[Element and coordinate rows]
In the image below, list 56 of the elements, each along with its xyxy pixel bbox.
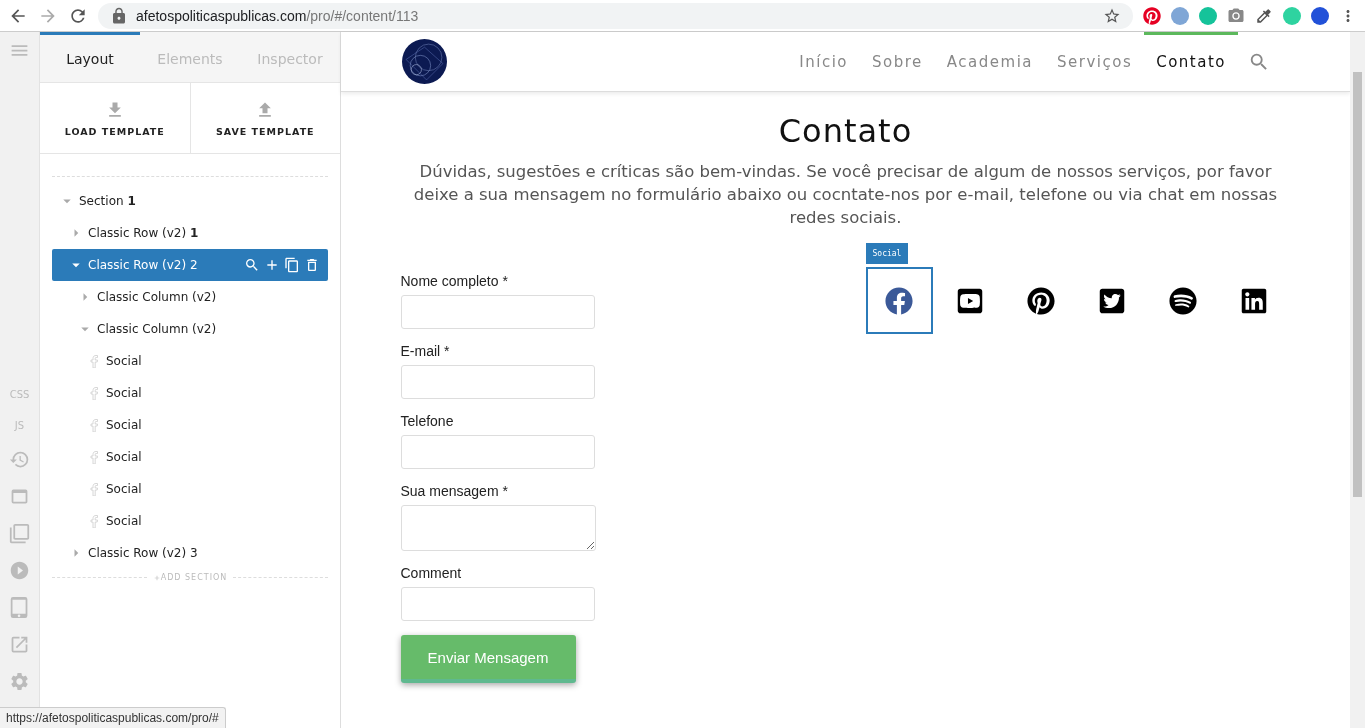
tree-item[interactable]: Social [52, 409, 328, 441]
nav-link[interactable]: Contato [1144, 32, 1238, 91]
extension-icon[interactable] [1283, 6, 1301, 25]
nav-link[interactable]: Sobre [860, 32, 935, 91]
input-field[interactable] [400, 587, 595, 621]
pin-icon[interactable] [1143, 6, 1161, 25]
f-outline-icon [90, 482, 98, 496]
tree-item[interactable]: Social [52, 345, 328, 377]
tree-item[interactable]: Classic Column (v2) [52, 281, 328, 313]
f-outline-icon [90, 354, 98, 368]
panel-tab[interactable]: Layout [40, 32, 140, 82]
page-title: Contato [778, 112, 913, 150]
input-field[interactable] [400, 435, 595, 469]
tree-item[interactable]: Classic Row (v2) 3 [52, 537, 328, 569]
tree-item[interactable]: Social [52, 473, 328, 505]
lock-icon [110, 6, 128, 25]
trash-icon[interactable] [304, 257, 320, 273]
status-url: https://afetospoliticaspublicas.com/pro/# [0, 707, 226, 728]
extension-icon[interactable] [1199, 6, 1217, 25]
address-bar[interactable]: afetospoliticaspublicas.com/pro/#/content/113 [98, 2, 1133, 29]
template-button[interactable]: SAVE TEMPLATE [189, 83, 340, 153]
f-outline-icon [90, 514, 98, 528]
nav-link[interactable]: Serviços [1045, 32, 1145, 91]
tree-item[interactable]: Social [52, 441, 328, 473]
avatar-icon[interactable] [1311, 6, 1329, 25]
field-label: Nome completo * [400, 273, 509, 289]
logo[interactable] [402, 39, 447, 84]
message-field[interactable] [400, 505, 596, 551]
scrollbar[interactable] [1353, 72, 1362, 497]
f-outline-icon [90, 386, 98, 400]
input-field[interactable] [400, 365, 595, 399]
plus-icon[interactable] [264, 257, 280, 273]
tree-item[interactable]: Classic Column (v2) [52, 313, 328, 345]
f-outline-icon [90, 418, 98, 432]
eyedropper-icon[interactable] [1255, 6, 1273, 25]
field-label: Telefone [400, 413, 455, 429]
tree-item[interactable]: Classic Row (v2) 1 [52, 217, 328, 249]
element-tag: Social [865, 243, 909, 264]
template-button[interactable]: LOAD TEMPLATE [40, 83, 190, 153]
copy-icon[interactable] [284, 257, 300, 273]
field-label: Comment [400, 565, 463, 581]
tree-item[interactable]: Social [52, 505, 328, 537]
nav-link[interactable]: Início [787, 32, 861, 91]
field-label: E-mail * [400, 343, 451, 359]
intro-text: Dúvidas, sugestões e críticas são bem-vindas. Se você precisar de algum de nossos serviços, por favor deixe a sua mensagem no formulário abaixo ou cocntate-nos por e-mail, telefone ou via chat em nossas redes sociais. [412, 161, 1279, 229]
field-label: Sua mensagem * [400, 483, 509, 499]
search-icon[interactable] [244, 257, 260, 273]
input-field[interactable] [400, 295, 595, 329]
tree-item[interactable]: Social [52, 377, 328, 409]
extension-icon[interactable] [1171, 6, 1189, 25]
nav-link[interactable]: Academia [934, 32, 1045, 91]
f-outline-icon [90, 450, 98, 464]
tree-item[interactable]: Classic Row (v2) 2 [52, 249, 328, 281]
camera-icon[interactable] [1227, 6, 1245, 25]
facebook-icon[interactable] [865, 267, 933, 334]
tree-item[interactable]: Section 1 [52, 185, 328, 217]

= TASK OBJECTIVE =
How many of the rows above contain the string "outline"? Reply with the number alone.

= RESPONSE TO THE TASK =
6